▸ What the task asks
Go over the entries below line by line, copying each one that contains the word "value".

▸ Given information
..........

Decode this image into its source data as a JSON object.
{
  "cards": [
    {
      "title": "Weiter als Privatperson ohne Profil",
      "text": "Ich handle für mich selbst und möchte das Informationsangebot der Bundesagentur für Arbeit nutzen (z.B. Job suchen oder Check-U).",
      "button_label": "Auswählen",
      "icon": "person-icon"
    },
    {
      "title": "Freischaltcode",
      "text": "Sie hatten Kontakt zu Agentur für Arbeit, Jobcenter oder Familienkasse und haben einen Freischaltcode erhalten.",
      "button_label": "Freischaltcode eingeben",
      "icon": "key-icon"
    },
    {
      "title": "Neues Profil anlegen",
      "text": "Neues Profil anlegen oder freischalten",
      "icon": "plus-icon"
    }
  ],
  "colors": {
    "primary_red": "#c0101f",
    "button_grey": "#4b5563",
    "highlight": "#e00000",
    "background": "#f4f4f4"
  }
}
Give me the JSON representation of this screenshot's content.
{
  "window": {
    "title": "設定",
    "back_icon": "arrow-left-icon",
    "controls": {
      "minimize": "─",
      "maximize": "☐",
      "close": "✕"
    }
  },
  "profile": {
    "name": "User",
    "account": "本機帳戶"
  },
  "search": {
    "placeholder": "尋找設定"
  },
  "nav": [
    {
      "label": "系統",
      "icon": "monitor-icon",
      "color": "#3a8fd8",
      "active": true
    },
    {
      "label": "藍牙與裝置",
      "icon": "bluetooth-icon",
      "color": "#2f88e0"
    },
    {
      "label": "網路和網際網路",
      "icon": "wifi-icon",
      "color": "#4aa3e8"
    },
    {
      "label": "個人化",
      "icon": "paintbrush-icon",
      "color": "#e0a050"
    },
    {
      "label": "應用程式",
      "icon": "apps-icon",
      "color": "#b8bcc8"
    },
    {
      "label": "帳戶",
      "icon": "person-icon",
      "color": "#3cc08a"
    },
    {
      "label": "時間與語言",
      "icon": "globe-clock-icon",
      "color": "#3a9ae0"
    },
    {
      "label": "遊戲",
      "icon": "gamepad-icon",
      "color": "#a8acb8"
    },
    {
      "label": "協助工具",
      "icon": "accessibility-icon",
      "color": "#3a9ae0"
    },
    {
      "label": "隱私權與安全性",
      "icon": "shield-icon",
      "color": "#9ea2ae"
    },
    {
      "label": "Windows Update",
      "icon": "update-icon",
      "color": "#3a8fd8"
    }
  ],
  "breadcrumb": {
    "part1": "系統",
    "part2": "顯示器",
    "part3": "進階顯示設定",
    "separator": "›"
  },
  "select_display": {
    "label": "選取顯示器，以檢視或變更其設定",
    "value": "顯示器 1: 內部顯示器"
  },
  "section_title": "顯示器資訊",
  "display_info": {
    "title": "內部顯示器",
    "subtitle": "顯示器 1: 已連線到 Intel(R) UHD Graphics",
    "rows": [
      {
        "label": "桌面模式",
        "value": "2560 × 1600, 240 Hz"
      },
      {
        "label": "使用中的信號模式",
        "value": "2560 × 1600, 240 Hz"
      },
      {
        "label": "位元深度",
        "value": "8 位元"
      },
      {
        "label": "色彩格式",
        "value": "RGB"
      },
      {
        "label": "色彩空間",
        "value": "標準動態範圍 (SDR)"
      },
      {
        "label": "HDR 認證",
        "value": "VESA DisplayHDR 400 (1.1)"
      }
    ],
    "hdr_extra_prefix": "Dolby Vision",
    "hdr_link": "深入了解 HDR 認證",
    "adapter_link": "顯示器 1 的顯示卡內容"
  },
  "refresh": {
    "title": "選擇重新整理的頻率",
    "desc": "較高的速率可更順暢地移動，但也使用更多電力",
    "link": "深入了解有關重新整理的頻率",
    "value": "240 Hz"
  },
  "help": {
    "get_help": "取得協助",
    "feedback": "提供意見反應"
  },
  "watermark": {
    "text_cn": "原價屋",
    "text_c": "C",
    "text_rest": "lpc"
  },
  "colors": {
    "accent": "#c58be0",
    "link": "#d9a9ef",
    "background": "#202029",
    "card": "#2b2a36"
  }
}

..........

▸ Full answer
    "value": "顯示器 1: 內部顯示器"
        "value": "2560 × 1600, 240 Hz"
        "value": "2560 × 1600, 240 Hz"
        "value": "8 位元"
        "value": "RGB"
        "value": "標準動態範圍 (SDR)"
        "value": "VESA DisplayHDR 400 (1.1)"
    "value": "240 Hz"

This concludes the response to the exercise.